=== Data shown ===

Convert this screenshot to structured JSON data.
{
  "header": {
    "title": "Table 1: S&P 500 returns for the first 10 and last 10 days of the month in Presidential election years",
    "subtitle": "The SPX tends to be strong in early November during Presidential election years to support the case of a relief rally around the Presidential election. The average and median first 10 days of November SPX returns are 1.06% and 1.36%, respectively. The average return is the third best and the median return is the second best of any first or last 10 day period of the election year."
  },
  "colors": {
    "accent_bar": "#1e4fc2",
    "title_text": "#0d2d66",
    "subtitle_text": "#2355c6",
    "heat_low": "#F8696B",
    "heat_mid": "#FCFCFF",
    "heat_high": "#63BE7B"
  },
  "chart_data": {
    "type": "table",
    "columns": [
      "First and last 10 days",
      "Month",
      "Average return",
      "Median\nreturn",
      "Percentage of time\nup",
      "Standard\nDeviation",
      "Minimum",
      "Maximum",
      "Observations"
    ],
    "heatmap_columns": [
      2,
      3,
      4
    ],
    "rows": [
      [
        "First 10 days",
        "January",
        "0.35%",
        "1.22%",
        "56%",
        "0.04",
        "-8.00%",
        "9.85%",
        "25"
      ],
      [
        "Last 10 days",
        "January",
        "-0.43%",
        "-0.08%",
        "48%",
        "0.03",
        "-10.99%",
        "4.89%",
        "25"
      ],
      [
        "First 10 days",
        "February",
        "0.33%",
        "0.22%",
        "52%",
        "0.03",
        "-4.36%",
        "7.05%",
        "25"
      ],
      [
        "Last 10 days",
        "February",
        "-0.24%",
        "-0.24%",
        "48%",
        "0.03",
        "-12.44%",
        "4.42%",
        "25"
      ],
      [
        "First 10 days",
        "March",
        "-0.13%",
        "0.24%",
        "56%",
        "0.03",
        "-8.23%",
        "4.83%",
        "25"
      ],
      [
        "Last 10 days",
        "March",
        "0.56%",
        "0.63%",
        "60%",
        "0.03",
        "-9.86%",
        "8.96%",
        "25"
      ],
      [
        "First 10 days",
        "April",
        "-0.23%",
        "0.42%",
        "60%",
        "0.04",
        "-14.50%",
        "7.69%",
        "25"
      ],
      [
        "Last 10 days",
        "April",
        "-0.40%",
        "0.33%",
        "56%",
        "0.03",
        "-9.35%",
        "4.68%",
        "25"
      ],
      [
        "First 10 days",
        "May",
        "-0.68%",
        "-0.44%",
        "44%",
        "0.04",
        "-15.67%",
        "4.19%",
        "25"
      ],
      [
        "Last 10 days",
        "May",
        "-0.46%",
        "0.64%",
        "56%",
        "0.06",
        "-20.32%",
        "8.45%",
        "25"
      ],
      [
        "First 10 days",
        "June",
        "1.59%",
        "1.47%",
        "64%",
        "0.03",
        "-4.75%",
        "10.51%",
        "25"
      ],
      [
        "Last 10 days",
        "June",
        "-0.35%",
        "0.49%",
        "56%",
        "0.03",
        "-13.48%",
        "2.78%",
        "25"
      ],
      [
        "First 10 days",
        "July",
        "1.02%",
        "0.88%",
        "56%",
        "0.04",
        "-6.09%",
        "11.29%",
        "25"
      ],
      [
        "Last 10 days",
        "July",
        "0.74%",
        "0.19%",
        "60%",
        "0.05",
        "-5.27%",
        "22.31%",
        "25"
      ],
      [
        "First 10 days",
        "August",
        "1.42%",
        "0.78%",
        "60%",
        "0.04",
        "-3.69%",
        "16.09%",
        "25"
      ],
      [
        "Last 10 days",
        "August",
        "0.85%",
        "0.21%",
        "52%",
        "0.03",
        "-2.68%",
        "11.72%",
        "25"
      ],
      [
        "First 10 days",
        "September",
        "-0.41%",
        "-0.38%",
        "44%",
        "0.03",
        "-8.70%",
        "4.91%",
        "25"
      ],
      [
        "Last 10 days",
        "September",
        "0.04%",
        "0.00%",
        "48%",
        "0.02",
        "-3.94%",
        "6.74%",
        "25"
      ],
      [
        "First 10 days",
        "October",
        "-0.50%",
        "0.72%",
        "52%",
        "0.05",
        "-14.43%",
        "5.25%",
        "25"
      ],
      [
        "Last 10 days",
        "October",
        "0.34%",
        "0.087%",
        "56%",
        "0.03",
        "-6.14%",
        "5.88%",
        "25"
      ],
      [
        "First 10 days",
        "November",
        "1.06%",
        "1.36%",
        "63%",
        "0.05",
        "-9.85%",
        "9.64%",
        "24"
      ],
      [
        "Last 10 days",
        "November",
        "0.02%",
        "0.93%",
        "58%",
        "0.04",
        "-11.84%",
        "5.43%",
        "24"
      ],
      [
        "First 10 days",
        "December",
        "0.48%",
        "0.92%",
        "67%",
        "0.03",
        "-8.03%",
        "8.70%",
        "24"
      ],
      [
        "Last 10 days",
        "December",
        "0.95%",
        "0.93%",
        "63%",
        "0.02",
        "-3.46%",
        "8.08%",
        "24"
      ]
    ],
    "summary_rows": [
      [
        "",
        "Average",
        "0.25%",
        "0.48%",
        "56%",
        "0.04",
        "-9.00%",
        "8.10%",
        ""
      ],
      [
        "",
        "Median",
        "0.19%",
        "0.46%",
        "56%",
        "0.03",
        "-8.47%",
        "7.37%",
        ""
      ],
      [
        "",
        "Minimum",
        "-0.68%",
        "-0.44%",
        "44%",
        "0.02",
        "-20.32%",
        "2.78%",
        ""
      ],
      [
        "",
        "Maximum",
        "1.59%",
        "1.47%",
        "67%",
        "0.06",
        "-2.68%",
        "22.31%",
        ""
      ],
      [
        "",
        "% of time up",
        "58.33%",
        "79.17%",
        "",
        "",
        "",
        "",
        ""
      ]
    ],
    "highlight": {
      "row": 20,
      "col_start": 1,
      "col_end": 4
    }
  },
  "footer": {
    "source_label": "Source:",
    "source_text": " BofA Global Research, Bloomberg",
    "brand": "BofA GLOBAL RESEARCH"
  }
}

===

Return only the count of lines in the records that hold the word "BofA".

Result of this exercise >>
2